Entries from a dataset
++++++

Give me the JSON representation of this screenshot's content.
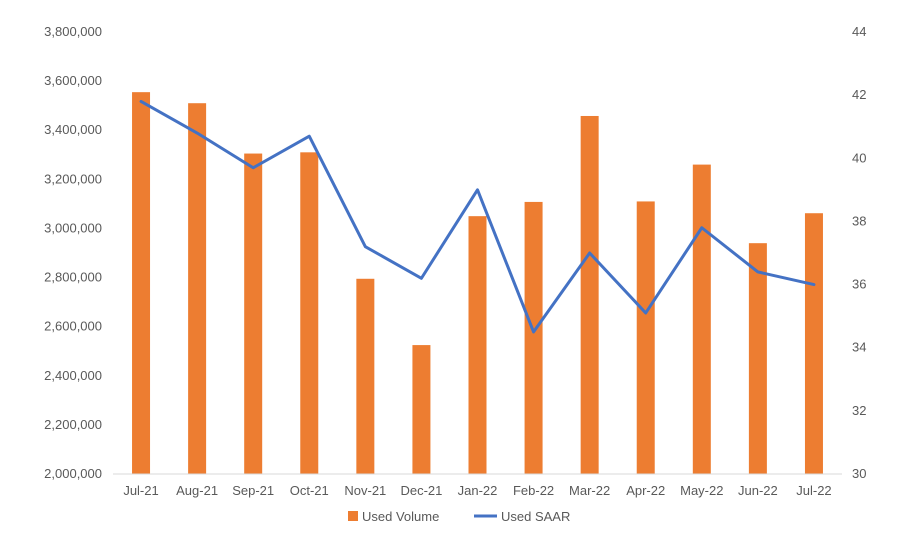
{
  "chart_data": {
    "type": "bar",
    "categories": [
      "Jul-21",
      "Aug-21",
      "Sep-21",
      "Oct-21",
      "Nov-21",
      "Dec-21",
      "Jan-22",
      "Feb-22",
      "Mar-22",
      "Apr-22",
      "May-22",
      "Jun-22",
      "Jul-22"
    ],
    "series": [
      {
        "name": "Used Volume",
        "type": "bar",
        "axis": "left",
        "color": "#ED7D31",
        "values": [
          3555000,
          3510000,
          3305000,
          3310000,
          2795000,
          2525000,
          3050000,
          3108000,
          3458000,
          3110000,
          3260000,
          2940000,
          3062000
        ]
      },
      {
        "name": "Used SAAR",
        "type": "line",
        "axis": "right",
        "color": "#4472C4",
        "values": [
          41.8,
          40.8,
          39.7,
          40.7,
          37.2,
          36.2,
          39.0,
          34.5,
          37.0,
          35.1,
          37.8,
          36.4,
          36.0
        ]
      }
    ],
    "y_left": {
      "min": 2000000,
      "max": 3800000,
      "ticks": [
        "2,000,000",
        "2,200,000",
        "2,400,000",
        "2,600,000",
        "2,800,000",
        "3,000,000",
        "3,200,000",
        "3,400,000",
        "3,600,000",
        "3,800,000"
      ]
    },
    "y_right": {
      "min": 30,
      "max": 44,
      "ticks": [
        "30",
        "32",
        "34",
        "36",
        "38",
        "40",
        "42",
        "44"
      ]
    },
    "grid": false,
    "legend_position": "bottom"
  }
}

++++++

*Work to be completed*. Without the pictures, write out every entry precisely as it appears.

*Solution*.
Give me the JSON representation of this screenshot's content.
{
  "chart_data": {
    "type": "bar",
    "categories": [
      "Jul-21",
      "Aug-21",
      "Sep-21",
      "Oct-21",
      "Nov-21",
      "Dec-21",
      "Jan-22",
      "Feb-22",
      "Mar-22",
      "Apr-22",
      "May-22",
      "Jun-22",
      "Jul-22"
    ],
    "series": [
      {
        "name": "Used Volume",
        "type": "bar",
        "axis": "left",
        "color": "#ED7D31",
        "values": [
          3555000,
          3510000,
          3305000,
          3310000,
          2795000,
          2525000,
          3050000,
          3108000,
          3458000,
          3110000,
          3260000,
          2940000,
          3062000
        ]
      },
      {
        "name": "Used SAAR",
        "type": "line",
        "axis": "right",
        "color": "#4472C4",
        "values": [
          41.8,
          40.8,
          39.7,
          40.7,
          37.2,
          36.2,
          39.0,
          34.5,
          37.0,
          35.1,
          37.8,
          36.4,
          36.0
        ]
      }
    ],
    "y_left": {
      "min": 2000000,
      "max": 3800000,
      "ticks": [
        "2,000,000",
        "2,200,000",
        "2,400,000",
        "2,600,000",
        "2,800,000",
        "3,000,000",
        "3,200,000",
        "3,400,000",
        "3,600,000",
        "3,800,000"
      ]
    },
    "y_right": {
      "min": 30,
      "max": 44,
      "ticks": [
        "30",
        "32",
        "34",
        "36",
        "38",
        "40",
        "42",
        "44"
      ]
    },
    "grid": false,
    "legend_position": "bottom"
  }
}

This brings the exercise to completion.